begin Material supplied

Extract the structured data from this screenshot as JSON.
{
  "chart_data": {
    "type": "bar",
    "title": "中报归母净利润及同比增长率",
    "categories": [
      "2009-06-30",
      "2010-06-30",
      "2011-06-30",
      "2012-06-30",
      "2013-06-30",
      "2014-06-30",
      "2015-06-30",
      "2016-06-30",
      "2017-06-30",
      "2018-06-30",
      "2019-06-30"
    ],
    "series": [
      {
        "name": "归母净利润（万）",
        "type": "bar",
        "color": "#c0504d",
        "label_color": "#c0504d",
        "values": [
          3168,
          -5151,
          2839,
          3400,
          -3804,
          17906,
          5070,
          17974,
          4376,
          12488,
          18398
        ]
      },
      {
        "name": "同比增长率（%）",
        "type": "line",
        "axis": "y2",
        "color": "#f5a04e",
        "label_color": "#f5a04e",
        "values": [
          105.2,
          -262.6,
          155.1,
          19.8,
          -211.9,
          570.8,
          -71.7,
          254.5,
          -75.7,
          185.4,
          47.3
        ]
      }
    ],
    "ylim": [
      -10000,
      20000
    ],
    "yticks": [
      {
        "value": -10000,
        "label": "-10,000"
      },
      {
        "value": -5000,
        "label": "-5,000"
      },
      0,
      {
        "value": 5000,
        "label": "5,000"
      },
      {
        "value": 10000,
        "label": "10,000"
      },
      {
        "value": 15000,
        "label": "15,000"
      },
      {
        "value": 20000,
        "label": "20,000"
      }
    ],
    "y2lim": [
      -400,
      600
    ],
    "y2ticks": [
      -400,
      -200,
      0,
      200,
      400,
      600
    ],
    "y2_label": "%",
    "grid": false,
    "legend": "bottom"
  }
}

end Material supplied

Reproduce every line of the material above exactly.

Extract the structured data from this screenshot as JSON.
{
  "chart_data": {
    "type": "bar",
    "title": "中报归母净利润及同比增长率",
    "categories": [
      "2009-06-30",
      "2010-06-30",
      "2011-06-30",
      "2012-06-30",
      "2013-06-30",
      "2014-06-30",
      "2015-06-30",
      "2016-06-30",
      "2017-06-30",
      "2018-06-30",
      "2019-06-30"
    ],
    "series": [
      {
        "name": "归母净利润（万）",
        "type": "bar",
        "color": "#c0504d",
        "label_color": "#c0504d",
        "values": [
          3168,
          -5151,
          2839,
          3400,
          -3804,
          17906,
          5070,
          17974,
          4376,
          12488,
          18398
        ]
      },
      {
        "name": "同比增长率（%）",
        "type": "line",
        "axis": "y2",
        "color": "#f5a04e",
        "label_color": "#f5a04e",
        "values": [
          105.2,
          -262.6,
          155.1,
          19.8,
          -211.9,
          570.8,
          -71.7,
          254.5,
          -75.7,
          185.4,
          47.3
        ]
      }
    ],
    "ylim": [
      -10000,
      20000
    ],
    "yticks": [
      {
        "value": -10000,
        "label": "-10,000"
      },
      {
        "value": -5000,
        "label": "-5,000"
      },
      0,
      {
        "value": 5000,
        "label": "5,000"
      },
      {
        "value": 10000,
        "label": "10,000"
      },
      {
        "value": 15000,
        "label": "15,000"
      },
      {
        "value": 20000,
        "label": "20,000"
      }
    ],
    "y2lim": [
      -400,
      600
    ],
    "y2ticks": [
      -400,
      -200,
      0,
      200,
      400,
      600
    ],
    "y2_label": "%",
    "grid": false,
    "legend": "bottom"
  }
}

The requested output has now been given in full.